start

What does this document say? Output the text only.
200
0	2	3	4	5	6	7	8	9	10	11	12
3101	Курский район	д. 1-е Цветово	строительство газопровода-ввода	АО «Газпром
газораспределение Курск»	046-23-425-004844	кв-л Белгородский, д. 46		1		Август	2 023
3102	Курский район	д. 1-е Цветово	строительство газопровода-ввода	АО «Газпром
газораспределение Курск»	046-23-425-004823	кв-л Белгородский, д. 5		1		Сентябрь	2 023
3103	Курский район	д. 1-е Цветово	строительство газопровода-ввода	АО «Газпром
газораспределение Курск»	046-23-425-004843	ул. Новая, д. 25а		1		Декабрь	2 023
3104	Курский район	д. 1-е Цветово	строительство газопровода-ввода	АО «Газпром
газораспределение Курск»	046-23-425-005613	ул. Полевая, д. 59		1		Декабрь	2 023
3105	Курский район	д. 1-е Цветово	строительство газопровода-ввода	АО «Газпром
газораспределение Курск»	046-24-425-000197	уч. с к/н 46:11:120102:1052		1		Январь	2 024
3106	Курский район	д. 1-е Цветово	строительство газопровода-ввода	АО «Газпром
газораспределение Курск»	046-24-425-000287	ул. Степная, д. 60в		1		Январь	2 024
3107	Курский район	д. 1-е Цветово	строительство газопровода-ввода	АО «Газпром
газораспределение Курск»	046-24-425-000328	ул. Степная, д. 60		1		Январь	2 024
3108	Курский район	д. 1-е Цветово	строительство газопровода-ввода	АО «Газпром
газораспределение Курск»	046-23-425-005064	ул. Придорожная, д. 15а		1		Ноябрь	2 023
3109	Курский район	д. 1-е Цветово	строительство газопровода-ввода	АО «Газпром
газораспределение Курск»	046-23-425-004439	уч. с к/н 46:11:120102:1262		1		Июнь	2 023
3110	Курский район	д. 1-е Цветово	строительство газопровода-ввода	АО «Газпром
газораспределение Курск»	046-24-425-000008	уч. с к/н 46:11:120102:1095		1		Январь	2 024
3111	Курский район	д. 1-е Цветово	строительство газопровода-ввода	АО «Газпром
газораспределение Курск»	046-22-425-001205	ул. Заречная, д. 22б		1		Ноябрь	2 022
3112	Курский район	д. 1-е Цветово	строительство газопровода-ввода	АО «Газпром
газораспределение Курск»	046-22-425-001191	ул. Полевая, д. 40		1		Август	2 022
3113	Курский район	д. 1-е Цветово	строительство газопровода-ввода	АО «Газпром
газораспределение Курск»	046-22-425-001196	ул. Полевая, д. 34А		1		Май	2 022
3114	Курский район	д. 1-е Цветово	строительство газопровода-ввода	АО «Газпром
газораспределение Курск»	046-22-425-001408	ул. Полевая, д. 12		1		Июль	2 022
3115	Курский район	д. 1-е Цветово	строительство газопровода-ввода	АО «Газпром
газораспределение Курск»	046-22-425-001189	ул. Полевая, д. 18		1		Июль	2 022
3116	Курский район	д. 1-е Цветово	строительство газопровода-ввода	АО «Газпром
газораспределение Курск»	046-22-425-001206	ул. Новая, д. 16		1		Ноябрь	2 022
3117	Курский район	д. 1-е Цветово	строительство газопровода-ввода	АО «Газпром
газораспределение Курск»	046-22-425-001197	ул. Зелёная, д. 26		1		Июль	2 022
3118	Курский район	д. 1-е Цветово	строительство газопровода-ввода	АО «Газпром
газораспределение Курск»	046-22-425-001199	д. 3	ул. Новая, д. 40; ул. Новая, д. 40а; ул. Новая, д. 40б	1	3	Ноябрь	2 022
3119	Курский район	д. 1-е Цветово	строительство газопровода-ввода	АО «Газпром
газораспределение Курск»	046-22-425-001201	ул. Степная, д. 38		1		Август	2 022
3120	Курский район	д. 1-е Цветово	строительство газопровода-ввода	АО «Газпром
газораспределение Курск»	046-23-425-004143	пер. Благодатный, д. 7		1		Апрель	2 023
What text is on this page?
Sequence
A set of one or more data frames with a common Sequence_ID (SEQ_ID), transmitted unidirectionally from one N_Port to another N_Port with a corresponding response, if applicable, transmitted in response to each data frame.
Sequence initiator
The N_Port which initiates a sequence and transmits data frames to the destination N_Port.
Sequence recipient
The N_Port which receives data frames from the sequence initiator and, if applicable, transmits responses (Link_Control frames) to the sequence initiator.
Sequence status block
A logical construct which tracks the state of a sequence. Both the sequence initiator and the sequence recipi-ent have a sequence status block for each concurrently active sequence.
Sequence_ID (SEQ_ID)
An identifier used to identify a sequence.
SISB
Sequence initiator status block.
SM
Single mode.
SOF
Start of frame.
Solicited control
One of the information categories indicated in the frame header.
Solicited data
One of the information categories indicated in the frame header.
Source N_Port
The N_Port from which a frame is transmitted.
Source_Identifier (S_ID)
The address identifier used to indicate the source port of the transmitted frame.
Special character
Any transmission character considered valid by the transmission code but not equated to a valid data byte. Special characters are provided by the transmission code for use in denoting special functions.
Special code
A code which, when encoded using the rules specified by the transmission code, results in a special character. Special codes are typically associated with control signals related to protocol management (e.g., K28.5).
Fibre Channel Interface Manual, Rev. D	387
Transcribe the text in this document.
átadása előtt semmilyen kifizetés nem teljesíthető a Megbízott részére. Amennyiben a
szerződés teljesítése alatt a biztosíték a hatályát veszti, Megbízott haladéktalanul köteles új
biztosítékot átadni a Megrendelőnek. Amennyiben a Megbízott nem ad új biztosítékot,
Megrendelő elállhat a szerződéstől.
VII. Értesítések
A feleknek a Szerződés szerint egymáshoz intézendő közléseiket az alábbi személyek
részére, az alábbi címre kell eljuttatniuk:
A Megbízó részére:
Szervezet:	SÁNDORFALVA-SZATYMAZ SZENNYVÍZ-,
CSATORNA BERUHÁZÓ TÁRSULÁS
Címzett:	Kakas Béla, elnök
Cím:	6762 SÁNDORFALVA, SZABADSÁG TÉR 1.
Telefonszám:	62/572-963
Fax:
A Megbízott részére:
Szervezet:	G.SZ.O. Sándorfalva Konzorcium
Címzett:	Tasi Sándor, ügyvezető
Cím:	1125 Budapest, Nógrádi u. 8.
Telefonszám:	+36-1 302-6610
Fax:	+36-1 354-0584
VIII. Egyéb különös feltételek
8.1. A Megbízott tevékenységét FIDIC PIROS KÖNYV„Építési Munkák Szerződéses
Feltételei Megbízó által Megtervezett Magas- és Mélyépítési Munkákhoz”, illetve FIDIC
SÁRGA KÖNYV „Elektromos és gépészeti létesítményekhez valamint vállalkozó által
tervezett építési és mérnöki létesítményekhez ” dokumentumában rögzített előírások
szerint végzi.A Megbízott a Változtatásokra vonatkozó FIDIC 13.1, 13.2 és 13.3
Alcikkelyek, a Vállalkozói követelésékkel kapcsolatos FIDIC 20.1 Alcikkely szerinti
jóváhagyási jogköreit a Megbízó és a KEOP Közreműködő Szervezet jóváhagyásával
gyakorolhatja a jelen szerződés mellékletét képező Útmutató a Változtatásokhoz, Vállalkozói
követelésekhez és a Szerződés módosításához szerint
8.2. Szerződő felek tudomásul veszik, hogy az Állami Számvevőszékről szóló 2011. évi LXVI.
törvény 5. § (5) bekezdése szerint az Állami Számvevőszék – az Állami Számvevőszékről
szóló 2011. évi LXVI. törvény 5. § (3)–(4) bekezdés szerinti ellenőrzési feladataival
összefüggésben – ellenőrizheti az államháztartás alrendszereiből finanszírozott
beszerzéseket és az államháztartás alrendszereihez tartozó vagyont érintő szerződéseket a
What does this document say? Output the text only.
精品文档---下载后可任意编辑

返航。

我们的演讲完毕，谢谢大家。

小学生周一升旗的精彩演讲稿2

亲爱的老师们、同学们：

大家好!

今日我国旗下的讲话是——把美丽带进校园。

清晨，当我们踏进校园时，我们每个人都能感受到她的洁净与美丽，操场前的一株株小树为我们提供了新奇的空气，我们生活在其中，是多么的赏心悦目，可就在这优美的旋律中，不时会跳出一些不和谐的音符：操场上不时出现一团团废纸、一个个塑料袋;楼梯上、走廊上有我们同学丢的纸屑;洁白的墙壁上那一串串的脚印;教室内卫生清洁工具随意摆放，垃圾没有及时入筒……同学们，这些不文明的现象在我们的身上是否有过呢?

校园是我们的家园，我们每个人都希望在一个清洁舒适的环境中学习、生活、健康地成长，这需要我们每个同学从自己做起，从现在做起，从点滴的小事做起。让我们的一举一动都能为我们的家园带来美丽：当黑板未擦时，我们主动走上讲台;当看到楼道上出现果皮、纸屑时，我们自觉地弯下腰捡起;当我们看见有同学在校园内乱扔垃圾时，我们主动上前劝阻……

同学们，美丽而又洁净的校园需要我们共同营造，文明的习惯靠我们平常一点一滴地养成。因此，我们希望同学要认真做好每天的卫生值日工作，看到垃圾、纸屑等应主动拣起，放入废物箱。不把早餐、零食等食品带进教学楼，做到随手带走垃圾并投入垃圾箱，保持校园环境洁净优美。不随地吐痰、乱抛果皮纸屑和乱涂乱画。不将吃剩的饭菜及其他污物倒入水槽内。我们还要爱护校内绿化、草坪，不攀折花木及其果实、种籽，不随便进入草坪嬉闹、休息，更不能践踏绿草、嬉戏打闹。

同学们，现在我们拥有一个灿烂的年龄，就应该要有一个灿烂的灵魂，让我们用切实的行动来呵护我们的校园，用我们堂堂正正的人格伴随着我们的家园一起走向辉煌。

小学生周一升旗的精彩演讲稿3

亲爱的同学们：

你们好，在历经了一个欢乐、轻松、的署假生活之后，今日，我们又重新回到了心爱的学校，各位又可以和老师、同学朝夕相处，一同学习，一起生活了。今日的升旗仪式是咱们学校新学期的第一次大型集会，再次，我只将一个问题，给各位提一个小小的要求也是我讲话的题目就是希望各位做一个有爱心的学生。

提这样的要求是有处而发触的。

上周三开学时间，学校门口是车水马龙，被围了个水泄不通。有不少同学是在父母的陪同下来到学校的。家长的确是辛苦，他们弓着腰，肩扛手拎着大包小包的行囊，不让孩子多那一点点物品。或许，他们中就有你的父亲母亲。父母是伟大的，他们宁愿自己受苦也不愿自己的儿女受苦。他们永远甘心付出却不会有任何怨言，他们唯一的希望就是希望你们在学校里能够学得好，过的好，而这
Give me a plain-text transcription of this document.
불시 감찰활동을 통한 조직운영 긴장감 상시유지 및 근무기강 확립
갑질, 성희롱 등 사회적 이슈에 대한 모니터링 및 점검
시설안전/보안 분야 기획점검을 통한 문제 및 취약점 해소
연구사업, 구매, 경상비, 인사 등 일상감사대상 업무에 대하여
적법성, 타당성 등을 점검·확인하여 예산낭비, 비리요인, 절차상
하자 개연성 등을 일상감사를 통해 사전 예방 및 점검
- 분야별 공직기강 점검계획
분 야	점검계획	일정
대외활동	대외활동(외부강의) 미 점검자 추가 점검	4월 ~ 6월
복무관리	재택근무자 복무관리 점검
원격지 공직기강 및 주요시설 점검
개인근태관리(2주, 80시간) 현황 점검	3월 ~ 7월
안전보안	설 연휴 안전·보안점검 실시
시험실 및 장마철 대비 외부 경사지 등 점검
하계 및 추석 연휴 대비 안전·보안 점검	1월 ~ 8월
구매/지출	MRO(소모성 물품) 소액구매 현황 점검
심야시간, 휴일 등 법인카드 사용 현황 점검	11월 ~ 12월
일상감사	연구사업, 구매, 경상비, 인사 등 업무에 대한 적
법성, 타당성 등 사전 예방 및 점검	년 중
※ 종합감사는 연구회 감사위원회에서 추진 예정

end

Required task: Report only how many lines in the entries contain "Июль".

Reply: 3